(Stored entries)
::::
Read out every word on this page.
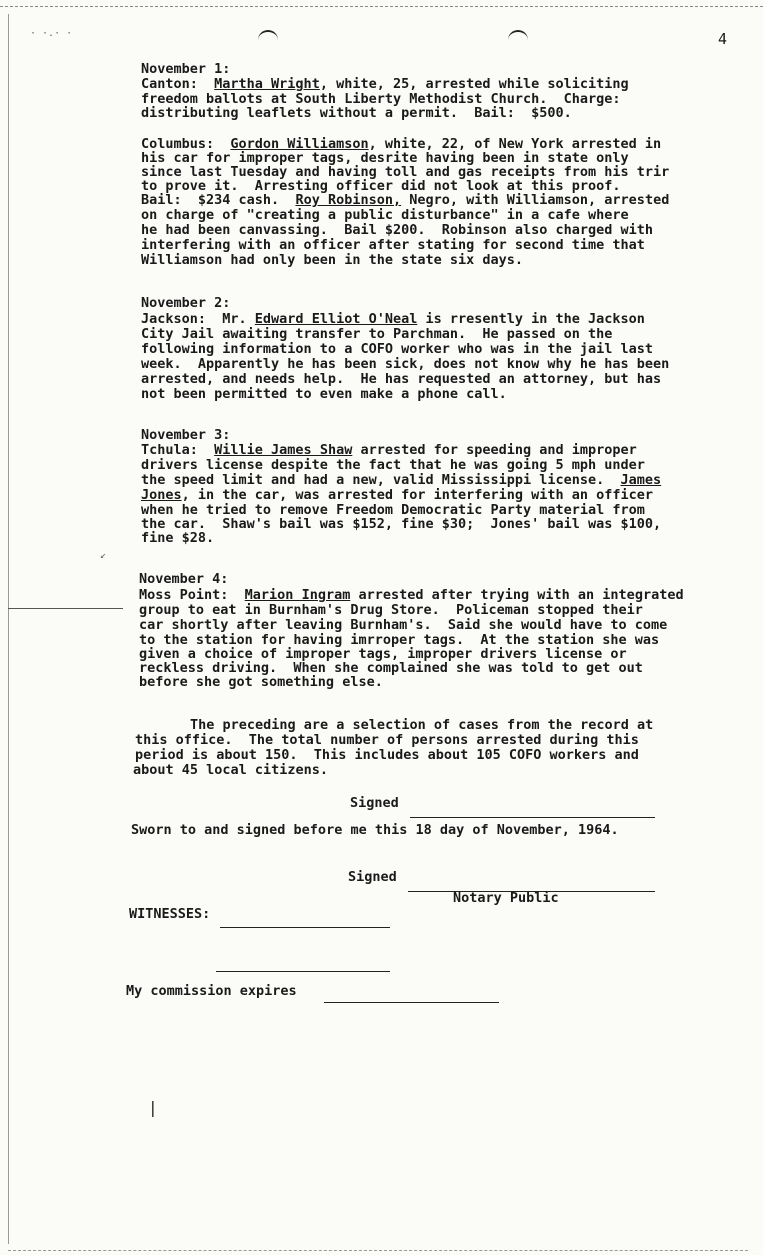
4
November 1:
Canton:  Martha Wright, white, 25, arrested while soliciting
freedom ballots at South Liberty Methodist Church.  Charge:
distributing leaflets without a permit.  Bail:  $500.
Columbus:  Gordon Williamson, white, 22, of New York arrested in
his car for improper tags, desrite having been in state only
since last Tuesday and having toll and gas receipts from his trir
to prove it.  Arresting officer did not look at this proof.
Bail:  $234 cash.  Roy Robinson, Negro, with Williamson, arrested
on charge of "creating a public disturbance" in a cafe where
he had been canvassing.  Bail $200.  Robinson also charged with
interfering with an officer after stating for second time that
Williamson had only been in the state six days.
November 2:
Jackson:  Mr. Edward Elliot O'Neal is rresently in the Jackson
City Jail awaiting transfer to Parchman.  He passed on the
following information to a COFO worker who was in the jail last
week.  Apparently he has been sick, does not know why he has been
arrested, and needs help.  He has requested an attorney, but has
not been permitted to even make a phone call.
November 3:
Tchula:  Willie James Shaw arrested for speeding and improper
drivers license despite the fact that he was going 5 mph under
the speed limit and had a new, valid Mississippi license.  James
Jones, in the car, was arrested for interfering with an officer
when he tried to remove Freedom Democratic Party material from
the car.  Shaw's bail was $152, fine $30;  Jones' bail was $100,
fine $28.
November 4:
Moss Point:  Marion Ingram arrested after trying with an integrated
group to eat in Burnham's Drug Store.  Policeman stopped their
car shortly after leaving Burnham's.  Said she would have to come
to the station for having imrroper tags.  At the station she was
given a choice of improper tags, improper drivers license or
reckless driving.  When she complained she was told to get out
before she got something else.
The preceding are a selection of cases from the record at
this office.  The total number of persons arrested during this
period is about 150.  This includes about 105 COFO workers and
about 45 local citizens.
Signed
Sworn to and signed before me this 18 day of November, 1964.
Signed
Notary Public
WITNESSES:
My commission expires
· ·.· ·
↙
|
::::
Your copy should repeat each entry above exactly but contain no pictures.

= Task result =
Read out every word on this page.
4
November 1:
Canton:  Martha Wright, white, 25, arrested while soliciting
freedom ballots at South Liberty Methodist Church.  Charge:
distributing leaflets without a permit.  Bail:  $500.
Columbus:  Gordon Williamson, white, 22, of New York arrested in
his car for improper tags, desrite having been in state only
since last Tuesday and having toll and gas receipts from his trir
to prove it.  Arresting officer did not look at this proof.
Bail:  $234 cash.  Roy Robinson, Negro, with Williamson, arrested
on charge of "creating a public disturbance" in a cafe where
he had been canvassing.  Bail $200.  Robinson also charged with
interfering with an officer after stating for second time that
Williamson had only been in the state six days.
November 2:
Jackson:  Mr. Edward Elliot O'Neal is rresently in the Jackson
City Jail awaiting transfer to Parchman.  He passed on the
following information to a COFO worker who was in the jail last
week.  Apparently he has been sick, does not know why he has been
arrested, and needs help.  He has requested an attorney, but has
not been permitted to even make a phone call.
November 3:
Tchula:  Willie James Shaw arrested for speeding and improper
drivers license despite the fact that he was going 5 mph under
the speed limit and had a new, valid Mississippi license.  James
Jones, in the car, was arrested for interfering with an officer
when he tried to remove Freedom Democratic Party material from
the car.  Shaw's bail was $152, fine $30;  Jones' bail was $100,
fine $28.
November 4:
Moss Point:  Marion Ingram arrested after trying with an integrated
group to eat in Burnham's Drug Store.  Policeman stopped their
car shortly after leaving Burnham's.  Said she would have to come
to the station for having imrroper tags.  At the station she was
given a choice of improper tags, improper drivers license or
reckless driving.  When she complained she was told to get out
before she got something else.
The preceding are a selection of cases from the record at
this office.  The total number of persons arrested during this
period is about 150.  This includes about 105 COFO workers and
about 45 local citizens.
Signed
Sworn to and signed before me this 18 day of November, 1964.
Signed
Notary Public
WITNESSES:
My commission expires
· ·.· ·
↙
|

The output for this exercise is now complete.